• What is expected
Output each entry below as it stands, leaving out every picture.
* START *
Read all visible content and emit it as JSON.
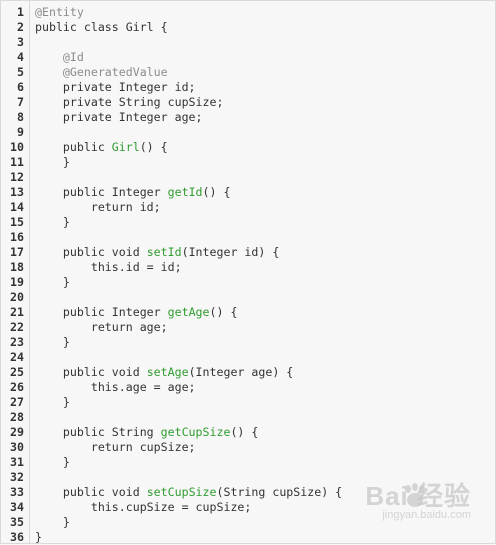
{
  "editor": {
    "lines": [
      {
        "n": "1",
        "tokens": [
          {
            "t": "@Entity",
            "c": "annotation"
          }
        ]
      },
      {
        "n": "2",
        "tokens": [
          {
            "t": "public class Girl {",
            "c": "plain"
          }
        ]
      },
      {
        "n": "3",
        "tokens": []
      },
      {
        "n": "4",
        "tokens": [
          {
            "t": "    @Id",
            "c": "annotation"
          }
        ]
      },
      {
        "n": "5",
        "tokens": [
          {
            "t": "    @GeneratedValue",
            "c": "annotation"
          }
        ]
      },
      {
        "n": "6",
        "tokens": [
          {
            "t": "    private Integer id;",
            "c": "plain"
          }
        ]
      },
      {
        "n": "7",
        "tokens": [
          {
            "t": "    private String cupSize;",
            "c": "plain"
          }
        ]
      },
      {
        "n": "8",
        "tokens": [
          {
            "t": "    private Integer age;",
            "c": "plain"
          }
        ]
      },
      {
        "n": "9",
        "tokens": []
      },
      {
        "n": "10",
        "tokens": [
          {
            "t": "    public ",
            "c": "plain"
          },
          {
            "t": "Girl",
            "c": "fn"
          },
          {
            "t": "() {",
            "c": "plain"
          }
        ]
      },
      {
        "n": "11",
        "tokens": [
          {
            "t": "    }",
            "c": "plain"
          }
        ]
      },
      {
        "n": "12",
        "tokens": []
      },
      {
        "n": "13",
        "tokens": [
          {
            "t": "    public Integer ",
            "c": "plain"
          },
          {
            "t": "getId",
            "c": "fn"
          },
          {
            "t": "() {",
            "c": "plain"
          }
        ]
      },
      {
        "n": "14",
        "tokens": [
          {
            "t": "        return id;",
            "c": "plain"
          }
        ]
      },
      {
        "n": "15",
        "tokens": [
          {
            "t": "    }",
            "c": "plain"
          }
        ]
      },
      {
        "n": "16",
        "tokens": []
      },
      {
        "n": "17",
        "tokens": [
          {
            "t": "    public void ",
            "c": "plain"
          },
          {
            "t": "setId",
            "c": "fn"
          },
          {
            "t": "(Integer id) {",
            "c": "plain"
          }
        ]
      },
      {
        "n": "18",
        "tokens": [
          {
            "t": "        this.id = id;",
            "c": "plain"
          }
        ]
      },
      {
        "n": "19",
        "tokens": [
          {
            "t": "    }",
            "c": "plain"
          }
        ]
      },
      {
        "n": "20",
        "tokens": []
      },
      {
        "n": "21",
        "tokens": [
          {
            "t": "    public Integer ",
            "c": "plain"
          },
          {
            "t": "getAge",
            "c": "fn"
          },
          {
            "t": "() {",
            "c": "plain"
          }
        ]
      },
      {
        "n": "22",
        "tokens": [
          {
            "t": "        return age;",
            "c": "plain"
          }
        ]
      },
      {
        "n": "23",
        "tokens": [
          {
            "t": "    }",
            "c": "plain"
          }
        ]
      },
      {
        "n": "24",
        "tokens": []
      },
      {
        "n": "25",
        "tokens": [
          {
            "t": "    public void ",
            "c": "plain"
          },
          {
            "t": "setAge",
            "c": "fn"
          },
          {
            "t": "(Integer age) {",
            "c": "plain"
          }
        ]
      },
      {
        "n": "26",
        "tokens": [
          {
            "t": "        this.age = age;",
            "c": "plain"
          }
        ]
      },
      {
        "n": "27",
        "tokens": [
          {
            "t": "    }",
            "c": "plain"
          }
        ]
      },
      {
        "n": "28",
        "tokens": []
      },
      {
        "n": "29",
        "tokens": [
          {
            "t": "    public String ",
            "c": "plain"
          },
          {
            "t": "getCupSize",
            "c": "fn"
          },
          {
            "t": "() {",
            "c": "plain"
          }
        ]
      },
      {
        "n": "30",
        "tokens": [
          {
            "t": "        return cupSize;",
            "c": "plain"
          }
        ]
      },
      {
        "n": "31",
        "tokens": [
          {
            "t": "    }",
            "c": "plain"
          }
        ]
      },
      {
        "n": "32",
        "tokens": []
      },
      {
        "n": "33",
        "tokens": [
          {
            "t": "    public void ",
            "c": "plain"
          },
          {
            "t": "setCupSize",
            "c": "fn"
          },
          {
            "t": "(String cupSize) {",
            "c": "plain"
          }
        ]
      },
      {
        "n": "34",
        "tokens": [
          {
            "t": "        this.cupSize = cupSize;",
            "c": "plain"
          }
        ]
      },
      {
        "n": "35",
        "tokens": [
          {
            "t": "    }",
            "c": "plain"
          }
        ]
      },
      {
        "n": "36",
        "tokens": [
          {
            "t": "}",
            "c": "plain"
          }
        ]
      }
    ]
  },
  "watermark": {
    "brand": "Bai  经验",
    "sub": "jingyan.baidu.com",
    "icon": "baidu-paw-icon"
  },
  "colors": {
    "annotation": "#8c8c8c",
    "function_name": "#2f9c2f",
    "text": "#333333",
    "background": "#f7f7f7"
  }
}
* END *
• Task answer
Read all visible content and emit it as JSON.
{
  "editor": {
    "lines": [
      {
        "n": "1",
        "tokens": [
          {
            "t": "@Entity",
            "c": "annotation"
          }
        ]
      },
      {
        "n": "2",
        "tokens": [
          {
            "t": "public class Girl {",
            "c": "plain"
          }
        ]
      },
      {
        "n": "3",
        "tokens": []
      },
      {
        "n": "4",
        "tokens": [
          {
            "t": "    @Id",
            "c": "annotation"
          }
        ]
      },
      {
        "n": "5",
        "tokens": [
          {
            "t": "    @GeneratedValue",
            "c": "annotation"
          }
        ]
      },
      {
        "n": "6",
        "tokens": [
          {
            "t": "    private Integer id;",
            "c": "plain"
          }
        ]
      },
      {
        "n": "7",
        "tokens": [
          {
            "t": "    private String cupSize;",
            "c": "plain"
          }
        ]
      },
      {
        "n": "8",
        "tokens": [
          {
            "t": "    private Integer age;",
            "c": "plain"
          }
        ]
      },
      {
        "n": "9",
        "tokens": []
      },
      {
        "n": "10",
        "tokens": [
          {
            "t": "    public ",
            "c": "plain"
          },
          {
            "t": "Girl",
            "c": "fn"
          },
          {
            "t": "() {",
            "c": "plain"
          }
        ]
      },
      {
        "n": "11",
        "tokens": [
          {
            "t": "    }",
            "c": "plain"
          }
        ]
      },
      {
        "n": "12",
        "tokens": []
      },
      {
        "n": "13",
        "tokens": [
          {
            "t": "    public Integer ",
            "c": "plain"
          },
          {
            "t": "getId",
            "c": "fn"
          },
          {
            "t": "() {",
            "c": "plain"
          }
        ]
      },
      {
        "n": "14",
        "tokens": [
          {
            "t": "        return id;",
            "c": "plain"
          }
        ]
      },
      {
        "n": "15",
        "tokens": [
          {
            "t": "    }",
            "c": "plain"
          }
        ]
      },
      {
        "n": "16",
        "tokens": []
      },
      {
        "n": "17",
        "tokens": [
          {
            "t": "    public void ",
            "c": "plain"
          },
          {
            "t": "setId",
            "c": "fn"
          },
          {
            "t": "(Integer id) {",
            "c": "plain"
          }
        ]
      },
      {
        "n": "18",
        "tokens": [
          {
            "t": "        this.id = id;",
            "c": "plain"
          }
        ]
      },
      {
        "n": "19",
        "tokens": [
          {
            "t": "    }",
            "c": "plain"
          }
        ]
      },
      {
        "n": "20",
        "tokens": []
      },
      {
        "n": "21",
        "tokens": [
          {
            "t": "    public Integer ",
            "c": "plain"
          },
          {
            "t": "getAge",
            "c": "fn"
          },
          {
            "t": "() {",
            "c": "plain"
          }
        ]
      },
      {
        "n": "22",
        "tokens": [
          {
            "t": "        return age;",
            "c": "plain"
          }
        ]
      },
      {
        "n": "23",
        "tokens": [
          {
            "t": "    }",
            "c": "plain"
          }
        ]
      },
      {
        "n": "24",
        "tokens": []
      },
      {
        "n": "25",
        "tokens": [
          {
            "t": "    public void ",
            "c": "plain"
          },
          {
            "t": "setAge",
            "c": "fn"
          },
          {
            "t": "(Integer age) {",
            "c": "plain"
          }
        ]
      },
      {
        "n": "26",
        "tokens": [
          {
            "t": "        this.age = age;",
            "c": "plain"
          }
        ]
      },
      {
        "n": "27",
        "tokens": [
          {
            "t": "    }",
            "c": "plain"
          }
        ]
      },
      {
        "n": "28",
        "tokens": []
      },
      {
        "n": "29",
        "tokens": [
          {
            "t": "    public String ",
            "c": "plain"
          },
          {
            "t": "getCupSize",
            "c": "fn"
          },
          {
            "t": "() {",
            "c": "plain"
          }
        ]
      },
      {
        "n": "30",
        "tokens": [
          {
            "t": "        return cupSize;",
            "c": "plain"
          }
        ]
      },
      {
        "n": "31",
        "tokens": [
          {
            "t": "    }",
            "c": "plain"
          }
        ]
      },
      {
        "n": "32",
        "tokens": []
      },
      {
        "n": "33",
        "tokens": [
          {
            "t": "    public void ",
            "c": "plain"
          },
          {
            "t": "setCupSize",
            "c": "fn"
          },
          {
            "t": "(String cupSize) {",
            "c": "plain"
          }
        ]
      },
      {
        "n": "34",
        "tokens": [
          {
            "t": "        this.cupSize = cupSize;",
            "c": "plain"
          }
        ]
      },
      {
        "n": "35",
        "tokens": [
          {
            "t": "    }",
            "c": "plain"
          }
        ]
      },
      {
        "n": "36",
        "tokens": [
          {
            "t": "}",
            "c": "plain"
          }
        ]
      }
    ]
  },
  "watermark": {
    "brand": "Bai  经验",
    "sub": "jingyan.baidu.com",
    "icon": "baidu-paw-icon"
  },
  "colors": {
    "annotation": "#8c8c8c",
    "function_name": "#2f9c2f",
    "text": "#333333",
    "background": "#f7f7f7"
  }
}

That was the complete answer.